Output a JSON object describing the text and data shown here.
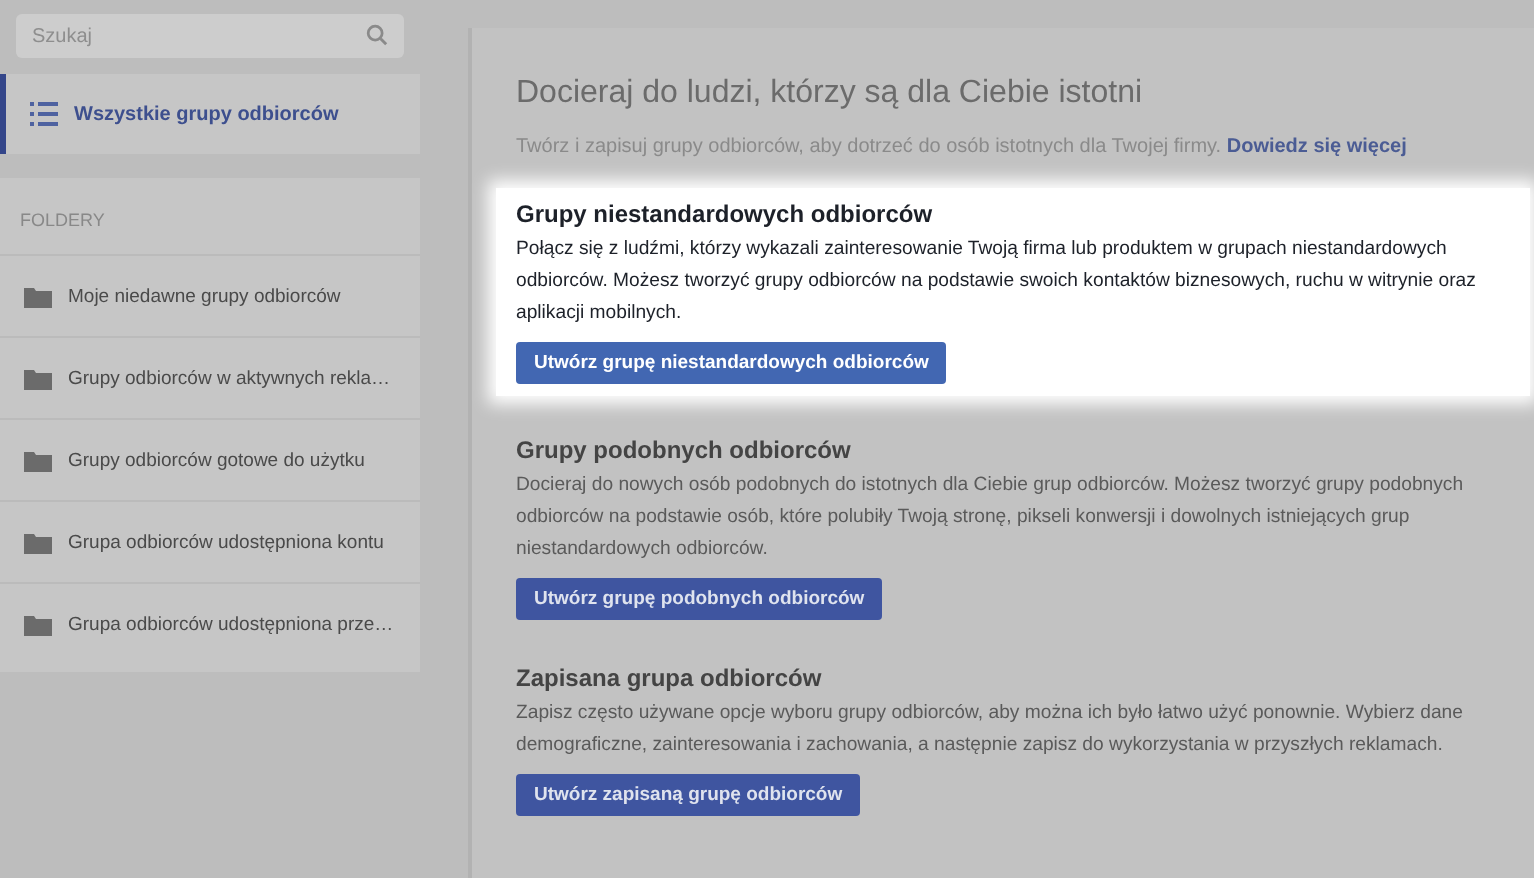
{
  "sidebar": {
    "search": {
      "placeholder": "Szukaj"
    },
    "nav_items": [
      {
        "label": "Wszystkie grupy odbiorców",
        "selected": true
      }
    ],
    "folders_heading": "FOLDERY",
    "folders": [
      {
        "label": "Moje niedawne grupy odbiorców"
      },
      {
        "label": "Grupy odbiorców w aktywnych rekla…"
      },
      {
        "label": "Grupy odbiorców gotowe do użytku"
      },
      {
        "label": "Grupa odbiorców udostępniona kontu"
      },
      {
        "label": "Grupa odbiorców udostępniona prze…"
      }
    ]
  },
  "main": {
    "title": "Docieraj do ludzi, którzy są dla Ciebie istotni",
    "intro": "Twórz i zapisuj grupy odbiorców, aby dotrzeć do osób istotnych dla Twojej firmy.",
    "intro_link": "Dowiedz się więcej",
    "sections": [
      {
        "title": "Grupy niestandardowych odbiorców",
        "highlighted": true,
        "text": "Połącz się z ludźmi, którzy wykazali zainteresowanie Twoją firma lub produktem w grupach niestandardowych odbiorców. Możesz tworzyć grupy odbiorców na podstawie swoich kontaktów biznesowych, ruchu w witrynie oraz aplikacji mobilnych.",
        "button": "Utwórz grupę niestandardowych odbiorców"
      },
      {
        "title": "Grupy podobnych odbiorców",
        "highlighted": false,
        "text": "Docieraj do nowych osób podobnych do istotnych dla Ciebie grup odbiorców. Możesz tworzyć grupy podobnych odbiorców na podstawie osób, które polubiły Twoją stronę, pikseli konwersji i dowolnych istniejących grup niestandardowych odbiorców.",
        "button": "Utwórz grupę podobnych odbiorców"
      },
      {
        "title": "Zapisana grupa odbiorców",
        "highlighted": false,
        "text": "Zapisz często używane opcje wyboru grupy odbiorców, aby można ich było łatwo użyć ponownie. Wybierz dane demograficzne, zainteresowania i zachowania, a następnie zapisz do wykorzystania w przyszłych reklamach.",
        "button": "Utwórz zapisaną grupę odbiorców"
      }
    ]
  }
}
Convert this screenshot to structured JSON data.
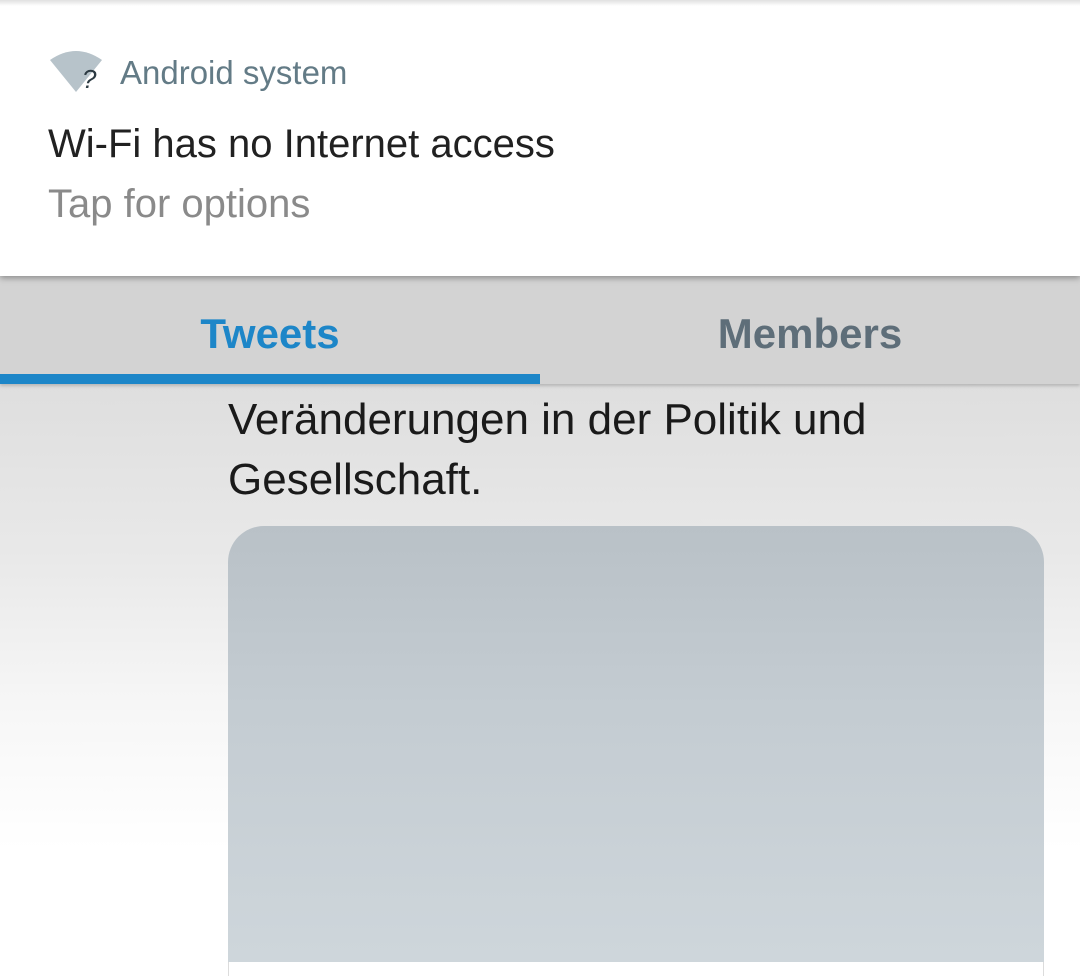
{
  "notification": {
    "app_name": "Android system",
    "icon": "wifi-question-icon",
    "title": "Wi-Fi has no Internet access",
    "text": "Tap for options"
  },
  "tabs": [
    {
      "label": "Tweets",
      "active": true
    },
    {
      "label": "Members",
      "active": false
    }
  ],
  "tweet": {
    "text_lines": [
      "Veränderungen in der Politik und",
      "Gesellschaft."
    ]
  },
  "colors": {
    "accent": "#1d86c8",
    "inactive_tab": "#5e6e79",
    "app_name": "#637b86"
  }
}
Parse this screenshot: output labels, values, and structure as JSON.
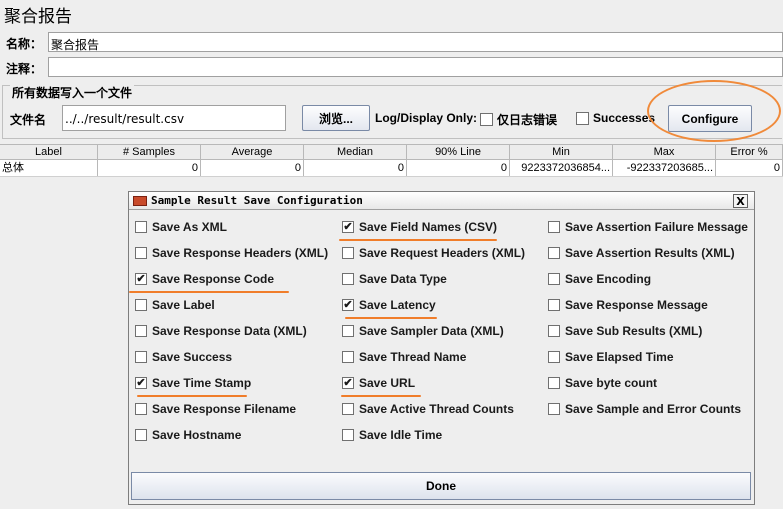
{
  "page": {
    "title": "聚合报告",
    "name_label": "名称：",
    "name_value": "聚合报告",
    "comment_label": "注释：",
    "comment_value": ""
  },
  "file_section": {
    "legend": "所有数据写入一个文件",
    "filename_label": "文件名",
    "filename_value": "../../result/result.csv",
    "browse_label": "浏览...",
    "log_display_label": "Log/Display Only:",
    "errors_only_label": "仅日志错误",
    "errors_only_checked": false,
    "successes_label": "Successes",
    "successes_checked": false,
    "configure_label": "Configure"
  },
  "table": {
    "headers": [
      "Label",
      "# Samples",
      "Average",
      "Median",
      "90% Line",
      "Min",
      "Max",
      "Error %"
    ],
    "rows": [
      [
        "总体",
        "0",
        "0",
        "0",
        "0",
        "9223372036854...",
        "-922337203685...",
        "0"
      ]
    ]
  },
  "dialog": {
    "title": "Sample Result Save Configuration",
    "close_label": "X",
    "options": [
      {
        "label": "Save As XML",
        "checked": false
      },
      {
        "label": "Save Field Names (CSV)",
        "checked": true
      },
      {
        "label": "Save Assertion Failure Message",
        "checked": false
      },
      {
        "label": "Save Response Headers (XML)",
        "checked": false
      },
      {
        "label": "Save Request Headers (XML)",
        "checked": false
      },
      {
        "label": "Save Assertion Results (XML)",
        "checked": false
      },
      {
        "label": "Save Response Code",
        "checked": true
      },
      {
        "label": "Save Data Type",
        "checked": false
      },
      {
        "label": "Save Encoding",
        "checked": false
      },
      {
        "label": "Save Label",
        "checked": false
      },
      {
        "label": "Save Latency",
        "checked": true
      },
      {
        "label": "Save Response Message",
        "checked": false
      },
      {
        "label": "Save Response Data (XML)",
        "checked": false
      },
      {
        "label": "Save Sampler Data (XML)",
        "checked": false
      },
      {
        "label": "Save Sub Results (XML)",
        "checked": false
      },
      {
        "label": "Save Success",
        "checked": false
      },
      {
        "label": "Save Thread Name",
        "checked": false
      },
      {
        "label": "Save Elapsed Time",
        "checked": false
      },
      {
        "label": "Save Time Stamp",
        "checked": true
      },
      {
        "label": "Save URL",
        "checked": true
      },
      {
        "label": "Save byte count",
        "checked": false
      },
      {
        "label": "Save Response Filename",
        "checked": false
      },
      {
        "label": "Save Active Thread Counts",
        "checked": false
      },
      {
        "label": "Save Sample and Error Counts",
        "checked": false
      },
      {
        "label": "Save Hostname",
        "checked": false
      },
      {
        "label": "Save Idle Time",
        "checked": false
      }
    ],
    "done_label": "Done"
  },
  "colors": {
    "annotation": "#f07d2a"
  }
}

Brief:
Transcribe every entry above exactly. Omit all pictures.

Answer to this problem:
Output a JSON object describing the text and data shown here.
{
  "sidebar": {
    "search": {
      "placeholder": "Szukaj"
    },
    "nav_items": [
      {
        "label": "Wszystkie grupy odbiorców",
        "selected": true
      }
    ],
    "folders_heading": "FOLDERY",
    "folders": [
      {
        "label": "Moje niedawne grupy odbiorców"
      },
      {
        "label": "Grupy odbiorców w aktywnych rekla…"
      },
      {
        "label": "Grupy odbiorców gotowe do użytku"
      },
      {
        "label": "Grupa odbiorców udostępniona kontu"
      },
      {
        "label": "Grupa odbiorców udostępniona prze…"
      }
    ]
  },
  "main": {
    "title": "Docieraj do ludzi, którzy są dla Ciebie istotni",
    "intro": "Twórz i zapisuj grupy odbiorców, aby dotrzeć do osób istotnych dla Twojej firmy.",
    "intro_link": "Dowiedz się więcej",
    "sections": [
      {
        "title": "Grupy niestandardowych odbiorców",
        "highlighted": true,
        "text": "Połącz się z ludźmi, którzy wykazali zainteresowanie Twoją firma lub produktem w grupach niestandardowych odbiorców. Możesz tworzyć grupy odbiorców na podstawie swoich kontaktów biznesowych, ruchu w witrynie oraz aplikacji mobilnych.",
        "button": "Utwórz grupę niestandardowych odbiorców"
      },
      {
        "title": "Grupy podobnych odbiorców",
        "highlighted": false,
        "text": "Docieraj do nowych osób podobnych do istotnych dla Ciebie grup odbiorców. Możesz tworzyć grupy podobnych odbiorców na podstawie osób, które polubiły Twoją stronę, pikseli konwersji i dowolnych istniejących grup niestandardowych odbiorców.",
        "button": "Utwórz grupę podobnych odbiorców"
      },
      {
        "title": "Zapisana grupa odbiorców",
        "highlighted": false,
        "text": "Zapisz często używane opcje wyboru grupy odbiorców, aby można ich było łatwo użyć ponownie. Wybierz dane demograficzne, zainteresowania i zachowania, a następnie zapisz do wykorzystania w przyszłych reklamach.",
        "button": "Utwórz zapisaną grupę odbiorców"
      }
    ]
  }
}
Convert this screenshot to structured JSON data.
{
  "notification": {
    "app_name": "Android system",
    "icon": "wifi-question-icon",
    "title": "Wi-Fi has no Internet access",
    "text": "Tap for options"
  },
  "tabs": [
    {
      "label": "Tweets",
      "active": true
    },
    {
      "label": "Members",
      "active": false
    }
  ],
  "tweet": {
    "text_lines": [
      "Veränderungen in der Politik und",
      "Gesellschaft."
    ]
  },
  "colors": {
    "accent": "#1d86c8",
    "inactive_tab": "#5e6e79",
    "app_name": "#637b86"
  }
}
Parse this screenshot: output labels, values, and structure as JSON.
{
  "page": {
    "title": "聚合报告",
    "name_label": "名称：",
    "name_value": "聚合报告",
    "comment_label": "注释：",
    "comment_value": ""
  },
  "file_section": {
    "legend": "所有数据写入一个文件",
    "filename_label": "文件名",
    "filename_value": "../../result/result.csv",
    "browse_label": "浏览...",
    "log_display_label": "Log/Display Only:",
    "errors_only_label": "仅日志错误",
    "errors_only_checked": false,
    "successes_label": "Successes",
    "successes_checked": false,
    "configure_label": "Configure"
  },
  "table": {
    "headers": [
      "Label",
      "# Samples",
      "Average",
      "Median",
      "90% Line",
      "Min",
      "Max",
      "Error %"
    ],
    "rows": [
      [
        "总体",
        "0",
        "0",
        "0",
        "0",
        "9223372036854...",
        "-922337203685...",
        "0"
      ]
    ]
  },
  "dialog": {
    "title": "Sample Result Save Configuration",
    "close_label": "X",
    "options": [
      {
        "label": "Save As XML",
        "checked": false
      },
      {
        "label": "Save Field Names (CSV)",
        "checked": true
      },
      {
        "label": "Save Assertion Failure Message",
        "checked": false
      },
      {
        "label": "Save Response Headers (XML)",
        "checked": false
      },
      {
        "label": "Save Request Headers (XML)",
        "checked": false
      },
      {
        "label": "Save Assertion Results (XML)",
        "checked": false
      },
      {
        "label": "Save Response Code",
        "checked": true
      },
      {
        "label": "Save Data Type",
        "checked": false
      },
      {
        "label": "Save Encoding",
        "checked": false
      },
      {
        "label": "Save Label",
        "checked": false
      },
      {
        "label": "Save Latency",
        "checked": true
      },
      {
        "label": "Save Response Message",
        "checked": false
      },
      {
        "label": "Save Response Data (XML)",
        "checked": false
      },
      {
        "label": "Save Sampler Data (XML)",
        "checked": false
      },
      {
        "label": "Save Sub Results (XML)",
        "checked": false
      },
      {
        "label": "Save Success",
        "checked": false
      },
      {
        "label": "Save Thread Name",
        "checked": false
      },
      {
        "label": "Save Elapsed Time",
        "checked": false
      },
      {
        "label": "Save Time Stamp",
        "checked": true
      },
      {
        "label": "Save URL",
        "checked": true
      },
      {
        "label": "Save byte count",
        "checked": false
      },
      {
        "label": "Save Response Filename",
        "checked": false
      },
      {
        "label": "Save Active Thread Counts",
        "checked": false
      },
      {
        "label": "Save Sample and Error Counts",
        "checked": false
      },
      {
        "label": "Save Hostname",
        "checked": false
      },
      {
        "label": "Save Idle Time",
        "checked": false
      }
    ],
    "done_label": "Done"
  },
  "colors": {
    "annotation": "#f07d2a"
  }
}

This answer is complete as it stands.